Filter the entries, keeping every line with the word "County".
[BEGIN Provided records]
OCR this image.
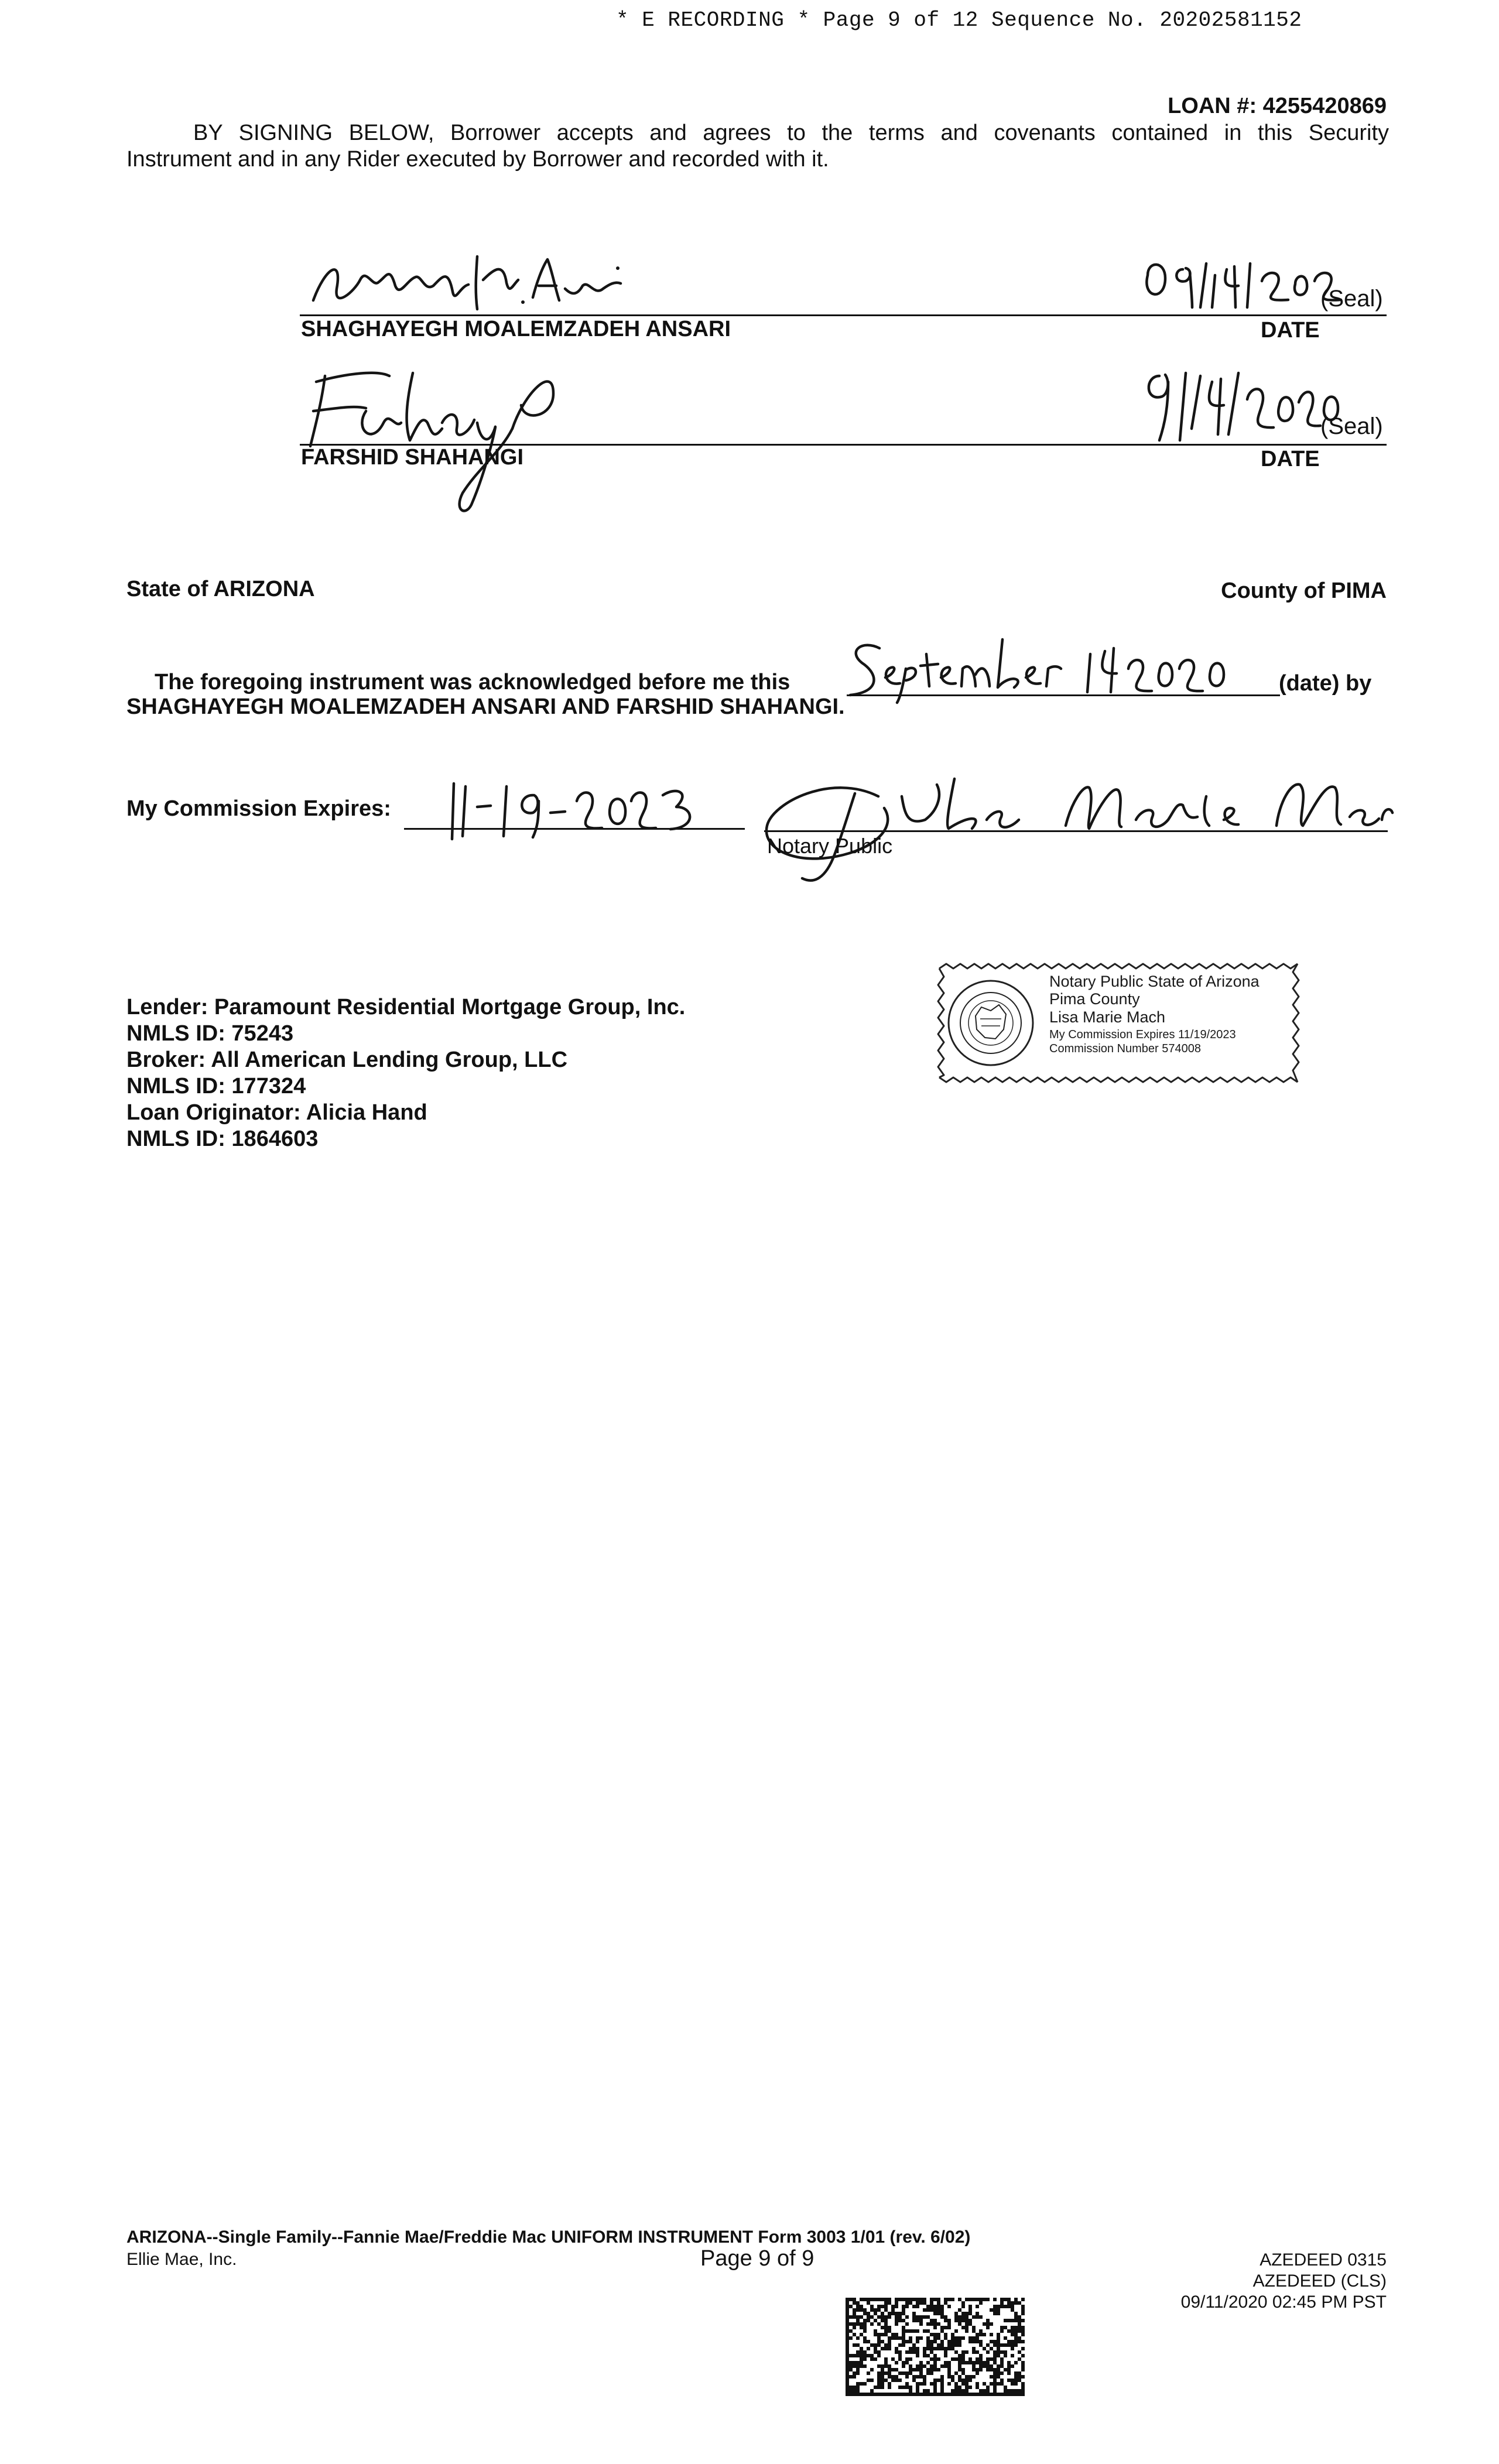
* E RECORDING * Page 9 of 12 Sequence No. 20202581152
LOAN #: 4255420869
BY SIGNING BELOW, Borrower accepts and agrees to the terms and covenants contained in this Security
Instrument and in any Rider executed by Borrower and recorded with it.
(Seal)
SHAGHAYEGH MOALEMZADEH ANSARI	DATE
(Seal)
FARSHID SHAHANGI	DATE
State of ARIZONA	County of PIMA
The foregoing instrument was acknowledged before me this	(date) by
SHAGHAYEGH MOALEMZADEH ANSARI AND FARSHID SHAHANGI.
My Commission Expires:
Notary Public
Notary Public State of Arizona
Pima County
Lisa Marie Mach
My Commission Expires 11/19/2023
Commission Number 574008
Lender: Paramount Residential Mortgage Group, Inc.
NMLS ID: 75243
Broker: All American Lending Group, LLC
NMLS ID: 177324
Loan Originator: Alicia Hand
NMLS ID: 1864603
ARIZONA--Single Family--Fannie Mae/Freddie Mac UNIFORM INSTRUMENT Form 3003 1/01 (rev. 6/02)
Ellie Mae, Inc.	Page 9 of 9	AZEDEED 0315
AZEDEED (CLS)
09/11/2020 02:45 PM PST
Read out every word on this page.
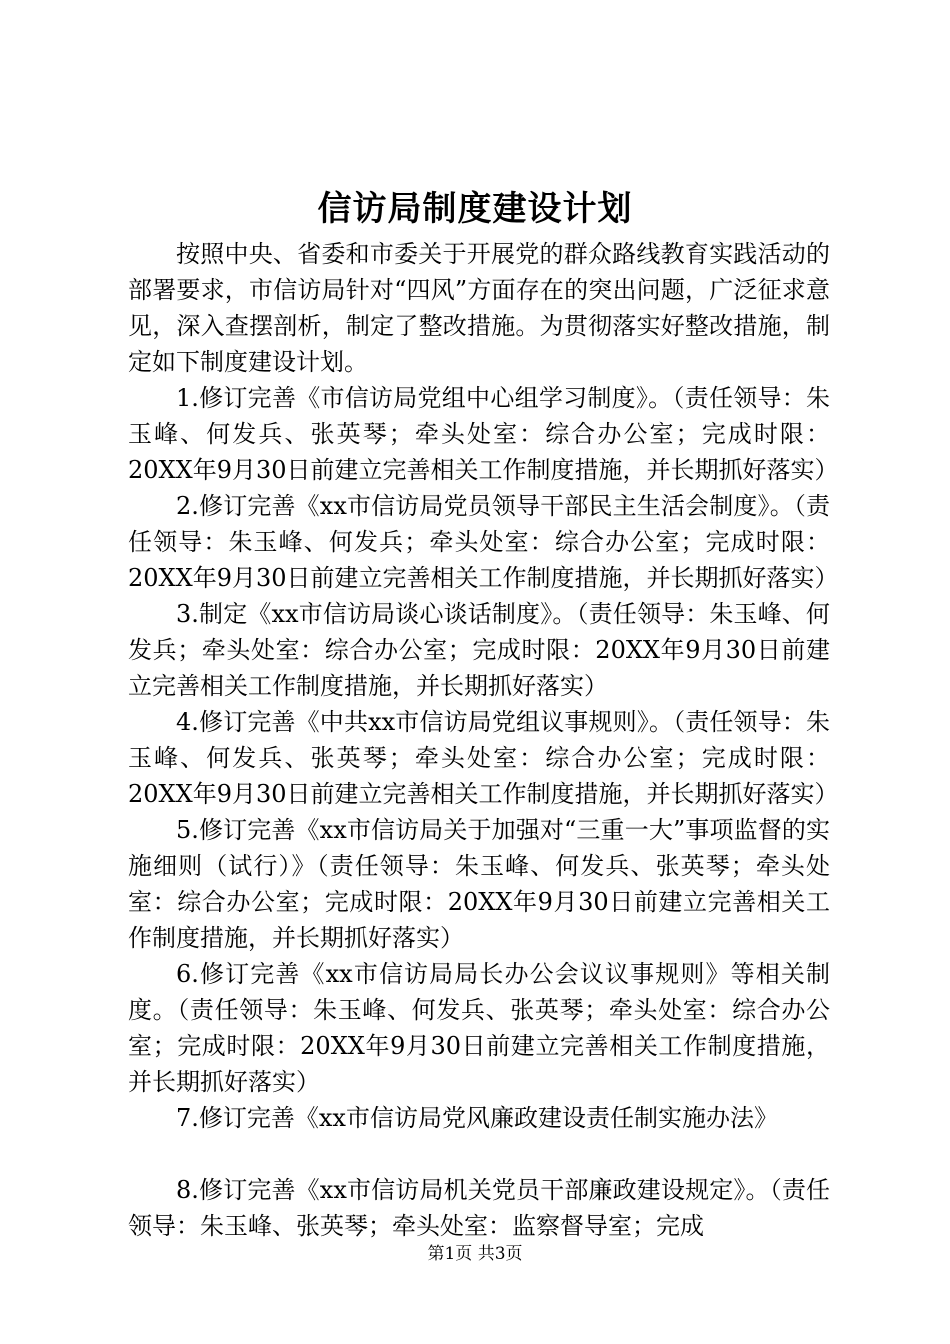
信访局制度建设计划

按照中央、省委和市委关于开展党的群众路线教育实践活动的部署要求，市信访局针对“四风”方面存在的突出问题，广泛征求意见，深入查摆剖析，制定了整改措施。为贯彻落实好整改措施，制定如下制度建设计划。

1.修订完善《市信访局党组中心组学习制度》。（责任领导：朱玉峰、何发兵、张英琴；牵头处室：综合办公室；完成时限：20XX年9月30日前建立完善相关工作制度措施，并长期抓好落实）

2.修订完善《xx市信访局党员领导干部民主生活会制度》。（责任领导：朱玉峰、何发兵；牵头处室：综合办公室；完成时限：20XX年9月30日前建立完善相关工作制度措施，并长期抓好落实）

3.制定《xx市信访局谈心谈话制度》。（责任领导：朱玉峰、何发兵；牵头处室：综合办公室；完成时限：20XX年9月30日前建立完善相关工作制度措施，并长期抓好落实）

4.修订完善《中共xx市信访局党组议事规则》。（责任领导：朱玉峰、何发兵、张英琴；牵头处室：综合办公室；完成时限：20XX年9月30日前建立完善相关工作制度措施，并长期抓好落实）

5.修订完善《xx市信访局关于加强对“三重一大”事项监督的实施细则（试行）》（责任领导：朱玉峰、何发兵、张英琴；牵头处室：综合办公室；完成时限：20XX年9月30日前建立完善相关工作制度措施，并长期抓好落实）

6.修订完善《xx市信访局局长办公会议议事规则》等相关制度。（责任领导：朱玉峰、何发兵、张英琴；牵头处室：综合办公室；完成时限：20XX年9月30日前建立完善相关工作制度措施，并长期抓好落实）

7.修订完善《xx市信访局党风廉政建设责任制实施办法》

8.修订完善《xx市信访局机关党员干部廉政建设规定》。（责任领导：朱玉峰、张英琴；牵头处室：监察督导室；完成

第1页 共3页
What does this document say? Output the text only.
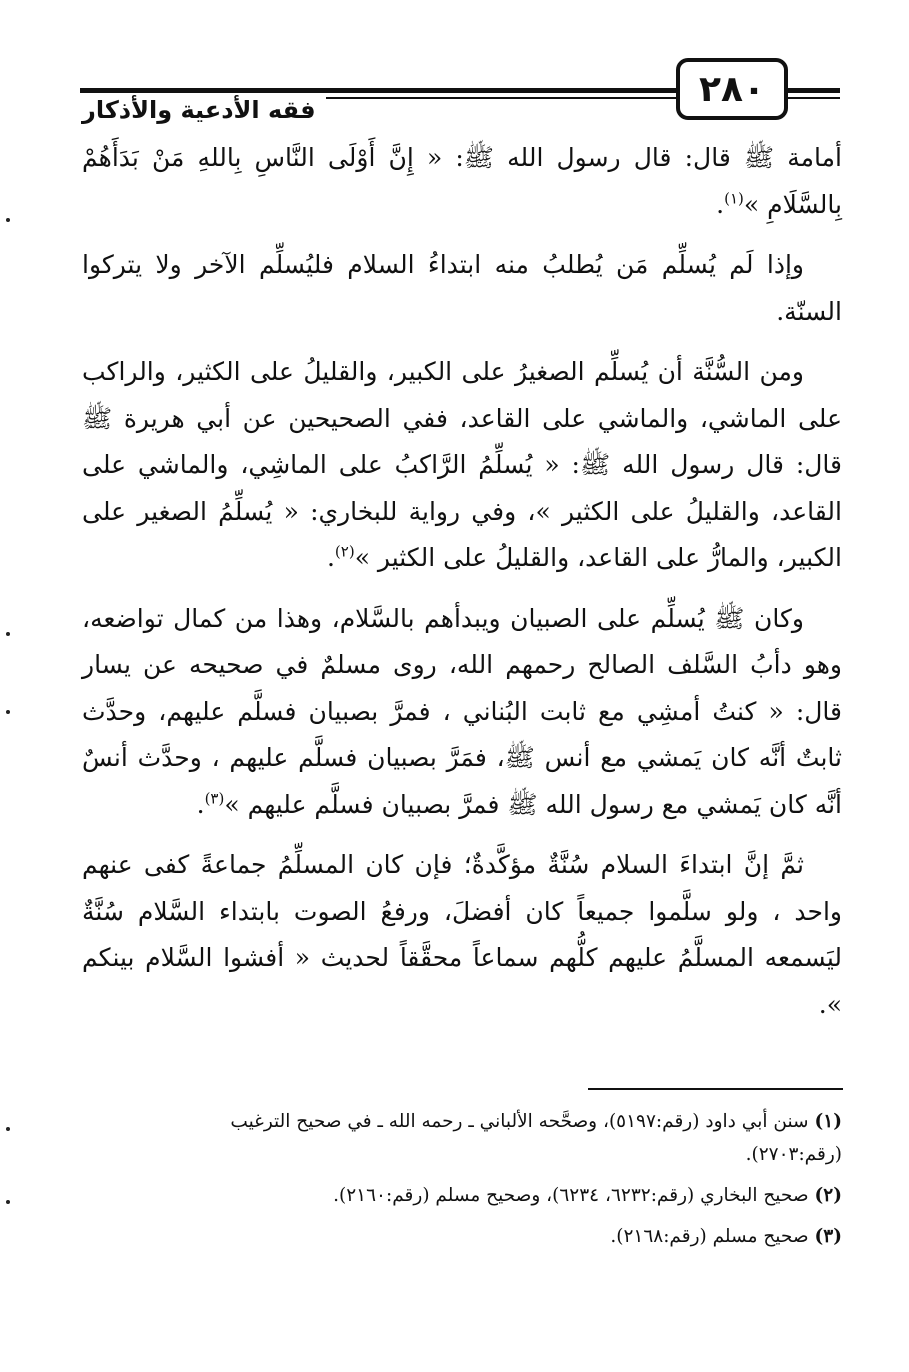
فقه الأدعية والأذكار
٢٨٠

أمامة ﷺ قال: قال رسول الله ﷺ: « إِنَّ أَوْلَى النَّاسِ بِاللهِ مَنْ بَدَأَهُمْ بِالسَّلَامِ »$^{(١)}$.

وإذا لَم يُسلِّم مَن يُطلبُ منه ابتداءُ السلام فليُسلِّم الآخر ولا يتركوا السنّة.

ومن السُّنَّة أن يُسلِّم الصغيرُ على الكبير، والقليلُ على الكثير، والراكب على الماشي، والماشي على القاعد، ففي الصحيحين عن أبي هريرة ﷺ قال: قال رسول الله ﷺ: « يُسلِّمُ الرَّاكبُ على الماشِي، والماشي على القاعد، والقليلُ على الكثير »، وفي رواية للبخاري: « يُسلِّمُ الصغير على الكبير، والمارُّ على القاعد، والقليلُ على الكثير »$^{(٢)}$.

وكان ﷺ يُسلِّم على الصبيان ويبدأهم بالسَّلام، وهذا من كمال تواضعه، وهو دأبُ السَّلف الصالح رحمهم الله، روى مسلمٌ في صحيحه عن يسار قال: « كنتُ أمشِي مع ثابت البُناني ، فمرَّ بصبيان فسلَّم عليهم، وحدَّث ثابتٌ أنَّه كان يَمشي مع أنس ﷺ، فمَرَّ بصبيان فسلَّم عليهم ، وحدَّث أنسٌ أنَّه كان يَمشي مع رسول الله ﷺ فمرَّ بصبيان فسلَّم عليهم »$^{(٣)}$.

ثمَّ إنَّ ابتداءَ السلام سُنَّةٌ مؤكَّدةٌ؛ فإن كان المسلِّمُ جماعةً كفى عنهم واحد ، ولو سلَّموا جميعاً كان أفضلَ، ورفعُ الصوت بابتداء السَّلام سُنَّةٌ ليَسمعه المسلَّمُ عليهم كلُّهم سماعاً محقَّقاً لحديث « أفشوا السَّلام بينكم ».

(١)سنن أبي داود (رقم:٥١٩٧)، وصحَّحه الألباني ـ رحمه الله ـ في صحيح الترغيب (رقم:٢٧٠٣).
(٢)صحيح البخاري (رقم:٦٢٣٢، ٦٢٣٤)، وصحيح مسلم (رقم:٢١٦٠).
(٣)صحيح مسلم (رقم:٢١٦٨).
[END Provided records]
● Solution to this exercise
State of ARIZONA	County of PIMA
Pima County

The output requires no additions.